GOAL OF THE EXERCISE:
Copy out the records in full, word for word, without pictures.

Some records:

○ ○ ○ ○ ○ ○ ○

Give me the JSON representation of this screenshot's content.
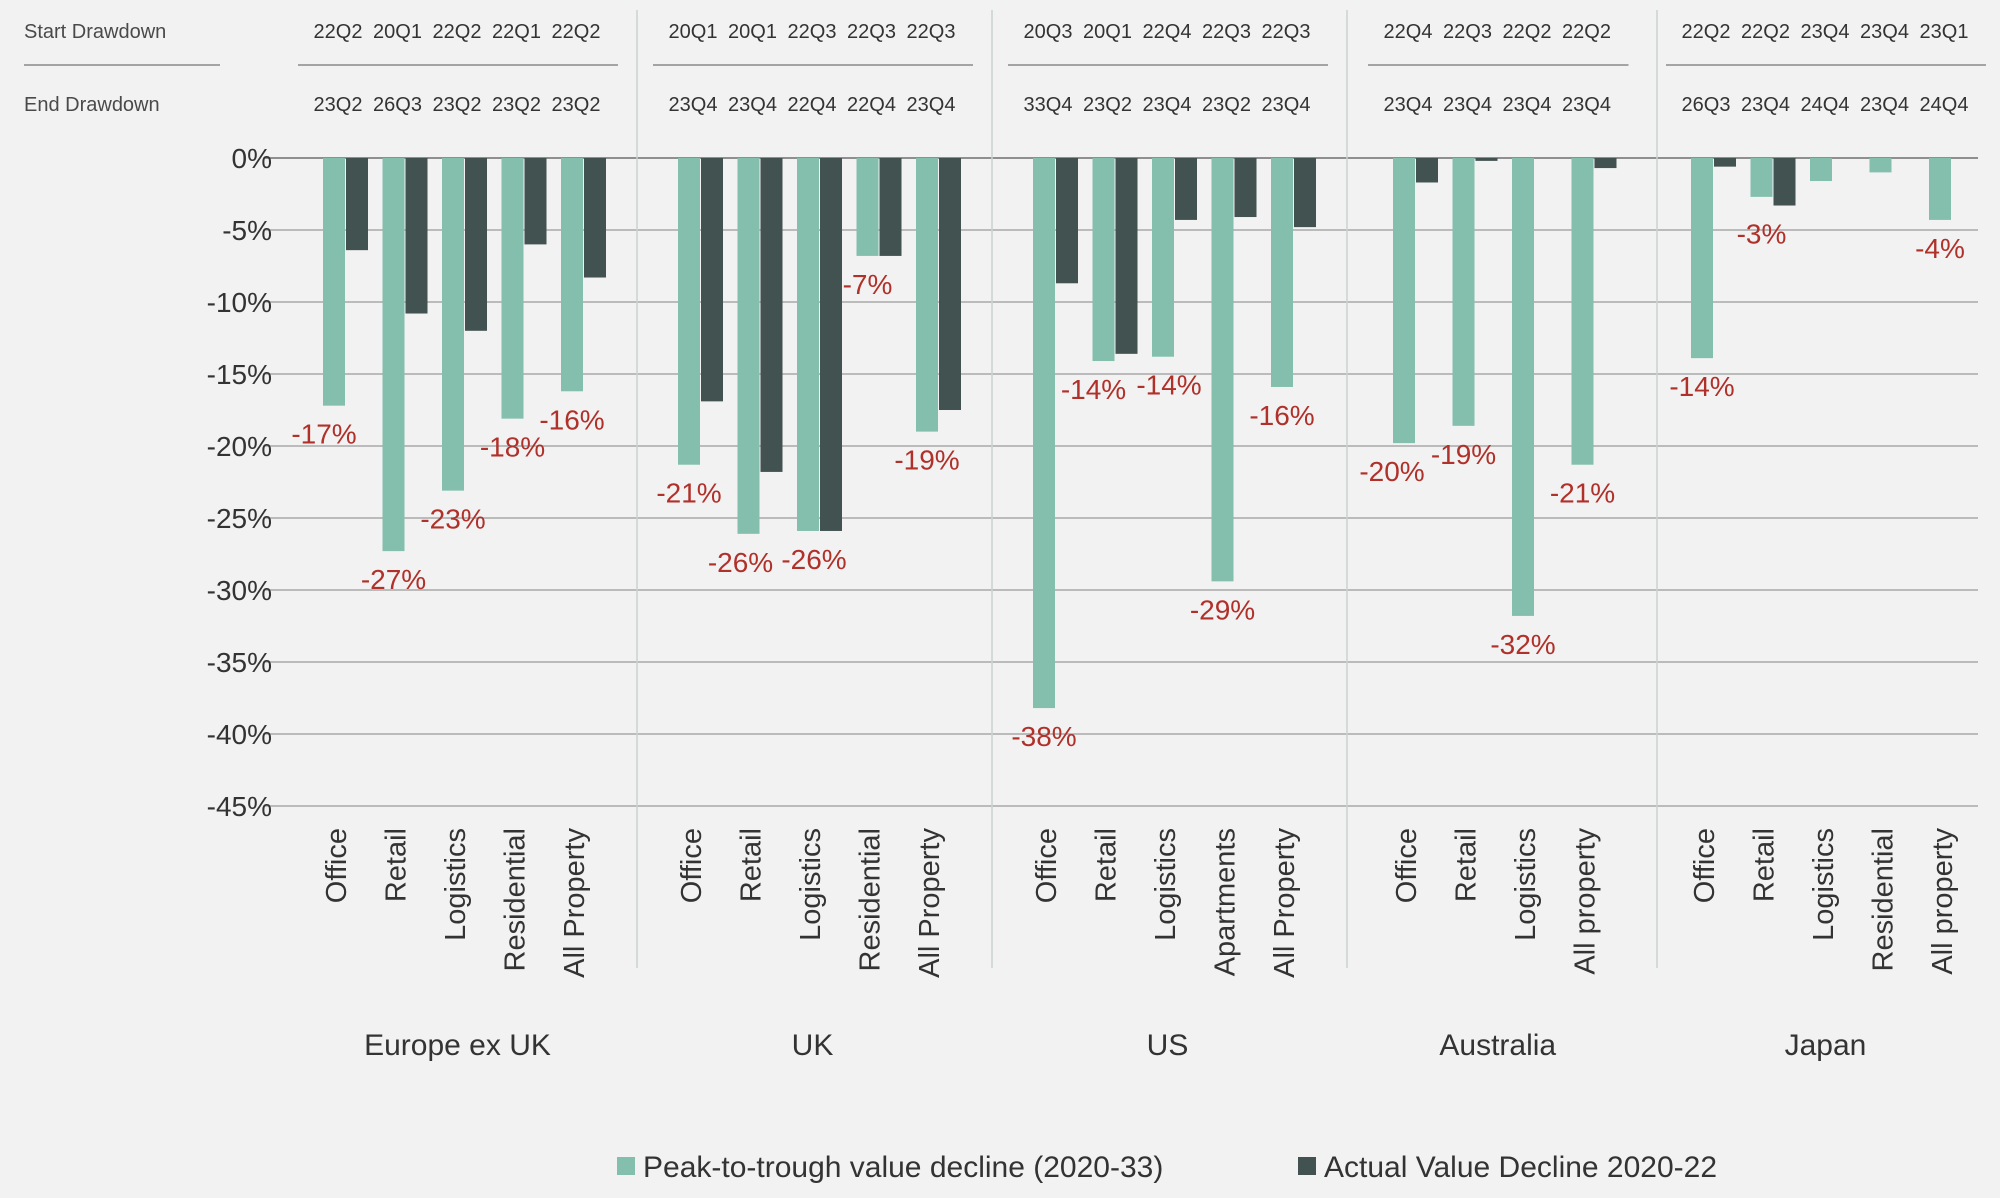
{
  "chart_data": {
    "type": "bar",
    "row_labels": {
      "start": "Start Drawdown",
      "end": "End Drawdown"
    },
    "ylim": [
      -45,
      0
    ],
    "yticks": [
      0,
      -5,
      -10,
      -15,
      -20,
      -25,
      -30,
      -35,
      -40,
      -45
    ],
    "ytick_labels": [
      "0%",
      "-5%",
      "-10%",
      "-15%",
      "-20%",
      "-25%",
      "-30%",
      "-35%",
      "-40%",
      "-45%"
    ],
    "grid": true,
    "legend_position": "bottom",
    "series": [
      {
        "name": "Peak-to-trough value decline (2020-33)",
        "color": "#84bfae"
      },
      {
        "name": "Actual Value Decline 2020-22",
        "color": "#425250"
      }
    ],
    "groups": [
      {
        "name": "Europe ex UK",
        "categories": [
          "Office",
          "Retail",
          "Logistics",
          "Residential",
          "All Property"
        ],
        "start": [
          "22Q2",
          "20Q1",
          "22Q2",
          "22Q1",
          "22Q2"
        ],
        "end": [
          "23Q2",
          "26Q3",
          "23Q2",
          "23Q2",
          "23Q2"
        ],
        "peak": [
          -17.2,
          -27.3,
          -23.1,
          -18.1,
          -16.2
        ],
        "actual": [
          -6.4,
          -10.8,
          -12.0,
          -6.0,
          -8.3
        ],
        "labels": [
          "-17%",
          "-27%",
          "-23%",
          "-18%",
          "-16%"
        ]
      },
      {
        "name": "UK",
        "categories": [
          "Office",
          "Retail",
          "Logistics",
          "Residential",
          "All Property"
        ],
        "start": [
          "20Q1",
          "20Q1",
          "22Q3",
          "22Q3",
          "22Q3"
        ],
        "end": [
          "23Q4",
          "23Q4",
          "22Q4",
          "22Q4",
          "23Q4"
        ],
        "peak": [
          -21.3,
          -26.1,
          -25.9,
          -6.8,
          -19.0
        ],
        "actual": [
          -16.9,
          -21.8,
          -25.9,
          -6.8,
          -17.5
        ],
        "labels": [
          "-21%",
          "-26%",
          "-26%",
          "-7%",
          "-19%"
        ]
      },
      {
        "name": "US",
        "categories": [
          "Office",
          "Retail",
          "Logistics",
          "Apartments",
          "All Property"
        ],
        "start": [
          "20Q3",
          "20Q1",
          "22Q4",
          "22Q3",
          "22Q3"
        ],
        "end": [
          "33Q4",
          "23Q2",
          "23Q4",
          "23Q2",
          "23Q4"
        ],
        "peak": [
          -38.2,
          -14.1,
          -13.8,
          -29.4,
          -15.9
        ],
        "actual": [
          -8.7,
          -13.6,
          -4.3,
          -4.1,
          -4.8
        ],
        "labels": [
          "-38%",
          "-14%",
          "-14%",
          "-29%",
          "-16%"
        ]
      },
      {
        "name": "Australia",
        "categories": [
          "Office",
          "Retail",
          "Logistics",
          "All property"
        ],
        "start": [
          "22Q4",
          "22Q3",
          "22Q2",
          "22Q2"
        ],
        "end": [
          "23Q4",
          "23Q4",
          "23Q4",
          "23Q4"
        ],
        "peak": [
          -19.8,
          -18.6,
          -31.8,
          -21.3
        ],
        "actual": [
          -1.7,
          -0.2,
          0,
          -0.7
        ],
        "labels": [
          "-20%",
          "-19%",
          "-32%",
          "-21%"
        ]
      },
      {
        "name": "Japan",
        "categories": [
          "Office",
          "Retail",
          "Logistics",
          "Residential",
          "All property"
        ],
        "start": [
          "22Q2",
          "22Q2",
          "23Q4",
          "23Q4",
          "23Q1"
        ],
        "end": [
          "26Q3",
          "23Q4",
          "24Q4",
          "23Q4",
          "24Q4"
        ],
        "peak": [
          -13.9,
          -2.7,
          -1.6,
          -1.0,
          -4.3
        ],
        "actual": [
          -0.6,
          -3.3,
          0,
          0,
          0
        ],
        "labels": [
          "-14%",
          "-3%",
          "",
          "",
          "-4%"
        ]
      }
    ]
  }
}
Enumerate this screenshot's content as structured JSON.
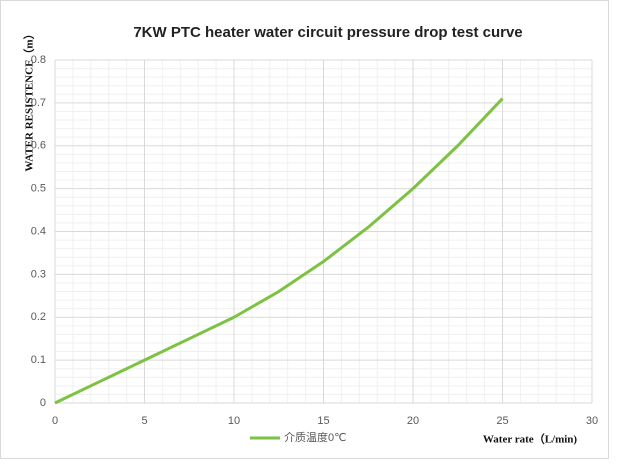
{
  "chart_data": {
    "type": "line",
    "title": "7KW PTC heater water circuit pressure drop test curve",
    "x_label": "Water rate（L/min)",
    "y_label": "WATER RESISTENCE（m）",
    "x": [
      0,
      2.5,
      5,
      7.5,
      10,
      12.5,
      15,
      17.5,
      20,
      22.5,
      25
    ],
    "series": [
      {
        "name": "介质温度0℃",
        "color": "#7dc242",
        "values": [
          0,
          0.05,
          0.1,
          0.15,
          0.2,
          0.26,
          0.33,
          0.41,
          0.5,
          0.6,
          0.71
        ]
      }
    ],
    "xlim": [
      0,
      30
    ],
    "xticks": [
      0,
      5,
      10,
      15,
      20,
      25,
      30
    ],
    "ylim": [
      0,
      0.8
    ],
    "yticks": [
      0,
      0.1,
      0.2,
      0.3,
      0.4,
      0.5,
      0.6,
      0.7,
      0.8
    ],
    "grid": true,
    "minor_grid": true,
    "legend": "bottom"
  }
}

○ ○ ○ ○ ○ ○ ○

FULL RESPONSE:
Give me the JSON representation of this screenshot's content.
{
  "chart_data": {
    "type": "bar",
    "row_labels": {
      "start": "Start Drawdown",
      "end": "End Drawdown"
    },
    "ylim": [
      -45,
      0
    ],
    "yticks": [
      0,
      -5,
      -10,
      -15,
      -20,
      -25,
      -30,
      -35,
      -40,
      -45
    ],
    "ytick_labels": [
      "0%",
      "-5%",
      "-10%",
      "-15%",
      "-20%",
      "-25%",
      "-30%",
      "-35%",
      "-40%",
      "-45%"
    ],
    "grid": true,
    "legend_position": "bottom",
    "series": [
      {
        "name": "Peak-to-trough value decline (2020-33)",
        "color": "#84bfae"
      },
      {
        "name": "Actual Value Decline 2020-22",
        "color": "#425250"
      }
    ],
    "groups": [
      {
        "name": "Europe ex UK",
        "categories": [
          "Office",
          "Retail",
          "Logistics",
          "Residential",
          "All Property"
        ],
        "start": [
          "22Q2",
          "20Q1",
          "22Q2",
          "22Q1",
          "22Q2"
        ],
        "end": [
          "23Q2",
          "26Q3",
          "23Q2",
          "23Q2",
          "23Q2"
        ],
        "peak": [
          -17.2,
          -27.3,
          -23.1,
          -18.1,
          -16.2
        ],
        "actual": [
          -6.4,
          -10.8,
          -12.0,
          -6.0,
          -8.3
        ],
        "labels": [
          "-17%",
          "-27%",
          "-23%",
          "-18%",
          "-16%"
        ]
      },
      {
        "name": "UK",
        "categories": [
          "Office",
          "Retail",
          "Logistics",
          "Residential",
          "All Property"
        ],
        "start": [
          "20Q1",
          "20Q1",
          "22Q3",
          "22Q3",
          "22Q3"
        ],
        "end": [
          "23Q4",
          "23Q4",
          "22Q4",
          "22Q4",
          "23Q4"
        ],
        "peak": [
          -21.3,
          -26.1,
          -25.9,
          -6.8,
          -19.0
        ],
        "actual": [
          -16.9,
          -21.8,
          -25.9,
          -6.8,
          -17.5
        ],
        "labels": [
          "-21%",
          "-26%",
          "-26%",
          "-7%",
          "-19%"
        ]
      },
      {
        "name": "US",
        "categories": [
          "Office",
          "Retail",
          "Logistics",
          "Apartments",
          "All Property"
        ],
        "start": [
          "20Q3",
          "20Q1",
          "22Q4",
          "22Q3",
          "22Q3"
        ],
        "end": [
          "33Q4",
          "23Q2",
          "23Q4",
          "23Q2",
          "23Q4"
        ],
        "peak": [
          -38.2,
          -14.1,
          -13.8,
          -29.4,
          -15.9
        ],
        "actual": [
          -8.7,
          -13.6,
          -4.3,
          -4.1,
          -4.8
        ],
        "labels": [
          "-38%",
          "-14%",
          "-14%",
          "-29%",
          "-16%"
        ]
      },
      {
        "name": "Australia",
        "categories": [
          "Office",
          "Retail",
          "Logistics",
          "All property"
        ],
        "start": [
          "22Q4",
          "22Q3",
          "22Q2",
          "22Q2"
        ],
        "end": [
          "23Q4",
          "23Q4",
          "23Q4",
          "23Q4"
        ],
        "peak": [
          -19.8,
          -18.6,
          -31.8,
          -21.3
        ],
        "actual": [
          -1.7,
          -0.2,
          0,
          -0.7
        ],
        "labels": [
          "-20%",
          "-19%",
          "-32%",
          "-21%"
        ]
      },
      {
        "name": "Japan",
        "categories": [
          "Office",
          "Retail",
          "Logistics",
          "Residential",
          "All property"
        ],
        "start": [
          "22Q2",
          "22Q2",
          "23Q4",
          "23Q4",
          "23Q1"
        ],
        "end": [
          "26Q3",
          "23Q4",
          "24Q4",
          "23Q4",
          "24Q4"
        ],
        "peak": [
          -13.9,
          -2.7,
          -1.6,
          -1.0,
          -4.3
        ],
        "actual": [
          -0.6,
          -3.3,
          0,
          0,
          0
        ],
        "labels": [
          "-14%",
          "-3%",
          "",
          "",
          "-4%"
        ]
      }
    ]
  }
}
Enumerate this screenshot's content as structured JSON.
{
  "chart_data": {
    "type": "line",
    "title": "7KW PTC heater water circuit pressure drop test curve",
    "x_label": "Water rate（L/min)",
    "y_label": "WATER RESISTENCE（m）",
    "x": [
      0,
      2.5,
      5,
      7.5,
      10,
      12.5,
      15,
      17.5,
      20,
      22.5,
      25
    ],
    "series": [
      {
        "name": "介质温度0℃",
        "color": "#7dc242",
        "values": [
          0,
          0.05,
          0.1,
          0.15,
          0.2,
          0.26,
          0.33,
          0.41,
          0.5,
          0.6,
          0.71
        ]
      }
    ],
    "xlim": [
      0,
      30
    ],
    "xticks": [
      0,
      5,
      10,
      15,
      20,
      25,
      30
    ],
    "ylim": [
      0,
      0.8
    ],
    "yticks": [
      0,
      0.1,
      0.2,
      0.3,
      0.4,
      0.5,
      0.6,
      0.7,
      0.8
    ],
    "grid": true,
    "minor_grid": true,
    "legend": "bottom"
  }
}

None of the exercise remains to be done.